### Information supplied ###

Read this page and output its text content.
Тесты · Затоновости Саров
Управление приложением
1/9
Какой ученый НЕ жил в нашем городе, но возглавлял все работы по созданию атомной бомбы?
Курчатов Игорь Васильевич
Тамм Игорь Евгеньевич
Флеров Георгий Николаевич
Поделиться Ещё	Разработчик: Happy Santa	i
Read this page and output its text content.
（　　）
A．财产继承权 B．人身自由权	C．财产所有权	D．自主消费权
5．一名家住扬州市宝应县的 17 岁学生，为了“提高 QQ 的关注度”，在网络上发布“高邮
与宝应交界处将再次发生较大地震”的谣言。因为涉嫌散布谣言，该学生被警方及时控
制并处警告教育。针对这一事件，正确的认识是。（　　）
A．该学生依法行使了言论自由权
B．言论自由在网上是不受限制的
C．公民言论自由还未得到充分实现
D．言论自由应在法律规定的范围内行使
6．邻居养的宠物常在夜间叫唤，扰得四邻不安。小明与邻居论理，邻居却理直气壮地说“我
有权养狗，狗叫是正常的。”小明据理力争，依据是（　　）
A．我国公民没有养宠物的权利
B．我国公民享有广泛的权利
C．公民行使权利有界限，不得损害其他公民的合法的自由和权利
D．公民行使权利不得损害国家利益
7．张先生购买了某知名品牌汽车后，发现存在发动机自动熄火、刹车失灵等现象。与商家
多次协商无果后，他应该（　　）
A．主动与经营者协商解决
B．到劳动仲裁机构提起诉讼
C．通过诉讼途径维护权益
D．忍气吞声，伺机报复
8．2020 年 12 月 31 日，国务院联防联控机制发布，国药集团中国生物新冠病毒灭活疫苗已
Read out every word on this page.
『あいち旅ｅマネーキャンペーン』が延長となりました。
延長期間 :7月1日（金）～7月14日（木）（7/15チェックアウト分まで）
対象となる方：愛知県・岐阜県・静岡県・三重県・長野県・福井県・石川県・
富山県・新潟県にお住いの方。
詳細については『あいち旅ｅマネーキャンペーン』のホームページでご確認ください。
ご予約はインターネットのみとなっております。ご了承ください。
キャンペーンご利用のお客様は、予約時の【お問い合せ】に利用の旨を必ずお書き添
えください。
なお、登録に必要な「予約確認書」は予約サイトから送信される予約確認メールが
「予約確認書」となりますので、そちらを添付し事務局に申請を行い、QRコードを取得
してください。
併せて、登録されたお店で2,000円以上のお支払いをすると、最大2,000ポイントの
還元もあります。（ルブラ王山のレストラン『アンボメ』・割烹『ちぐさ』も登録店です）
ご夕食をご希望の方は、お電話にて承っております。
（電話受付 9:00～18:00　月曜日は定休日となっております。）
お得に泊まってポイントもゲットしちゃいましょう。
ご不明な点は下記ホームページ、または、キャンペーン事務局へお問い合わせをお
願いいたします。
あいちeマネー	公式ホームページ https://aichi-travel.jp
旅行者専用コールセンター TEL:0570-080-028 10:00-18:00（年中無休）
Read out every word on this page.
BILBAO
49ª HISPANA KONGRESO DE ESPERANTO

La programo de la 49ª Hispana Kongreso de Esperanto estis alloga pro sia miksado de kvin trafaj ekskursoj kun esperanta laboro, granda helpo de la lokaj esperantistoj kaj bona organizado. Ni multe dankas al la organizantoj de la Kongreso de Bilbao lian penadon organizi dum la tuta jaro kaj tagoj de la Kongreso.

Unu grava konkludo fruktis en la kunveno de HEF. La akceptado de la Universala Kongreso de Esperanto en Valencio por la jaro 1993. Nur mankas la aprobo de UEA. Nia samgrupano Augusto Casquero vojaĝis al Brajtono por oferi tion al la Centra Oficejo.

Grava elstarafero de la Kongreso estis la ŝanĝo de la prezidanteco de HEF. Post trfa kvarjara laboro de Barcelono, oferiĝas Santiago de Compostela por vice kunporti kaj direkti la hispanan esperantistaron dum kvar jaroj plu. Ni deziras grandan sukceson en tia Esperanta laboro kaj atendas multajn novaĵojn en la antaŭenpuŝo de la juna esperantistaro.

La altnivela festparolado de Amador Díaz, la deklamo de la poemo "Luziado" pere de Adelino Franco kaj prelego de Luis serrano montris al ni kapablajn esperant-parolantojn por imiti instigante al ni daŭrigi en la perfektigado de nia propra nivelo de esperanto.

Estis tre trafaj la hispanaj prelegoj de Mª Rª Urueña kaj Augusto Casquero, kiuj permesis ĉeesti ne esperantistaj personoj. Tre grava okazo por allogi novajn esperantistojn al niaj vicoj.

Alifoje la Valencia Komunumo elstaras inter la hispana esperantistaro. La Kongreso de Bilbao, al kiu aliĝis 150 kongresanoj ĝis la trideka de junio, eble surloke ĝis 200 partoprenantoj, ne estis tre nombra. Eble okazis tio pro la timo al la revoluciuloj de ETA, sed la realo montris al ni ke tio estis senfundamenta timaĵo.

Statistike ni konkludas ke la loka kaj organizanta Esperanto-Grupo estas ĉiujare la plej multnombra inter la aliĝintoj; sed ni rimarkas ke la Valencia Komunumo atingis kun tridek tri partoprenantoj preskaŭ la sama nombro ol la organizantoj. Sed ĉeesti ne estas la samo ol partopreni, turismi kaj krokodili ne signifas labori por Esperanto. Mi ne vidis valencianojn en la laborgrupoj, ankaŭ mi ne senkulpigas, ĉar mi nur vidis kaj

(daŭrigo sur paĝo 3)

###

What you need to do.
Restate each of the entries above verbatim.

Answer for this exercise.
Read this page and output its text content.
Тесты · Затоновости Саров
Управление приложением
1/9
Какой ученый НЕ жил в нашем городе, но возглавлял все работы по созданию атомной бомбы?
Курчатов Игорь Васильевич
Тамм Игорь Евгеньевич
Флеров Георгий Николаевич
Поделиться Ещё	Разработчик: Happy Santa	i
Read this page and output its text content.
（　　）
A．财产继承权 B．人身自由权	C．财产所有权	D．自主消费权
5．一名家住扬州市宝应县的 17 岁学生，为了“提高 QQ 的关注度”，在网络上发布“高邮
与宝应交界处将再次发生较大地震”的谣言。因为涉嫌散布谣言，该学生被警方及时控
制并处警告教育。针对这一事件，正确的认识是。（　　）
A．该学生依法行使了言论自由权
B．言论自由在网上是不受限制的
C．公民言论自由还未得到充分实现
D．言论自由应在法律规定的范围内行使
6．邻居养的宠物常在夜间叫唤，扰得四邻不安。小明与邻居论理，邻居却理直气壮地说“我
有权养狗，狗叫是正常的。”小明据理力争，依据是（　　）
A．我国公民没有养宠物的权利
B．我国公民享有广泛的权利
C．公民行使权利有界限，不得损害其他公民的合法的自由和权利
D．公民行使权利不得损害国家利益
7．张先生购买了某知名品牌汽车后，发现存在发动机自动熄火、刹车失灵等现象。与商家
多次协商无果后，他应该（　　）
A．主动与经营者协商解决
B．到劳动仲裁机构提起诉讼
C．通过诉讼途径维护权益
D．忍气吞声，伺机报复
8．2020 年 12 月 31 日，国务院联防联控机制发布，国药集团中国生物新冠病毒灭活疫苗已
Read out every word on this page.
『あいち旅ｅマネーキャンペーン』が延長となりました。
延長期間 :7月1日（金）～7月14日（木）（7/15チェックアウト分まで）
対象となる方：愛知県・岐阜県・静岡県・三重県・長野県・福井県・石川県・
富山県・新潟県にお住いの方。
詳細については『あいち旅ｅマネーキャンペーン』のホームページでご確認ください。
ご予約はインターネットのみとなっております。ご了承ください。
キャンペーンご利用のお客様は、予約時の【お問い合せ】に利用の旨を必ずお書き添
えください。
なお、登録に必要な「予約確認書」は予約サイトから送信される予約確認メールが
「予約確認書」となりますので、そちらを添付し事務局に申請を行い、QRコードを取得
してください。
併せて、登録されたお店で2,000円以上のお支払いをすると、最大2,000ポイントの
還元もあります。（ルブラ王山のレストラン『アンボメ』・割烹『ちぐさ』も登録店です）
ご夕食をご希望の方は、お電話にて承っております。
（電話受付 9:00～18:00　月曜日は定休日となっております。）
お得に泊まってポイントもゲットしちゃいましょう。
ご不明な点は下記ホームページ、または、キャンペーン事務局へお問い合わせをお
願いいたします。
あいちeマネー	公式ホームページ https://aichi-travel.jp
旅行者専用コールセンター TEL:0570-080-028 10:00-18:00（年中無休）
Read out every word on this page.
BILBAO
49ª HISPANA KONGRESO DE ESPERANTO

La programo de la 49ª Hispana Kongreso de Esperanto estis alloga pro sia miksado de kvin trafaj ekskursoj kun esperanta laboro, granda helpo de la lokaj esperantistoj kaj bona organizado. Ni multe dankas al la organizantoj de la Kongreso de Bilbao lian penadon organizi dum la tuta jaro kaj tagoj de la Kongreso.

Unu grava konkludo fruktis en la kunveno de HEF. La akceptado de la Universala Kongreso de Esperanto en Valencio por la jaro 1993. Nur mankas la aprobo de UEA. Nia samgrupano Augusto Casquero vojaĝis al Brajtono por oferi tion al la Centra Oficejo.

Grava elstarafero de la Kongreso estis la ŝanĝo de la prezidanteco de HEF. Post trfa kvarjara laboro de Barcelono, oferiĝas Santiago de Compostela por vice kunporti kaj direkti la hispanan esperantistaron dum kvar jaroj plu. Ni deziras grandan sukceson en tia Esperanta laboro kaj atendas multajn novaĵojn en la antaŭenpuŝo de la juna esperantistaro.

La altnivela festparolado de Amador Díaz, la deklamo de la poemo "Luziado" pere de Adelino Franco kaj prelego de Luis serrano montris al ni kapablajn esperant-parolantojn por imiti instigante al ni daŭrigi en la perfektigado de nia propra nivelo de esperanto.

Estis tre trafaj la hispanaj prelegoj de Mª Rª Urueña kaj Augusto Casquero, kiuj permesis ĉeesti ne esperantistaj personoj. Tre grava okazo por allogi novajn esperantistojn al niaj vicoj.

Alifoje la Valencia Komunumo elstaras inter la hispana esperantistaro. La Kongreso de Bilbao, al kiu aliĝis 150 kongresanoj ĝis la trideka de junio, eble surloke ĝis 200 partoprenantoj, ne estis tre nombra. Eble okazis tio pro la timo al la revoluciuloj de ETA, sed la realo montris al ni ke tio estis senfundamenta timaĵo.

Statistike ni konkludas ke la loka kaj organizanta Esperanto-Grupo estas ĉiujare la plej multnombra inter la aliĝintoj; sed ni rimarkas ke la Valencia Komunumo atingis kun tridek tri partoprenantoj preskaŭ la sama nombro ol la organizantoj. Sed ĉeesti ne estas la samo ol partopreni, turismi kaj krokodili ne signifas labori por Esperanto. Mi ne vidis valencianojn en la laborgrupoj, ankaŭ mi ne senkulpigas, ĉar mi nur vidis kaj

(daŭrigo sur paĝo 3)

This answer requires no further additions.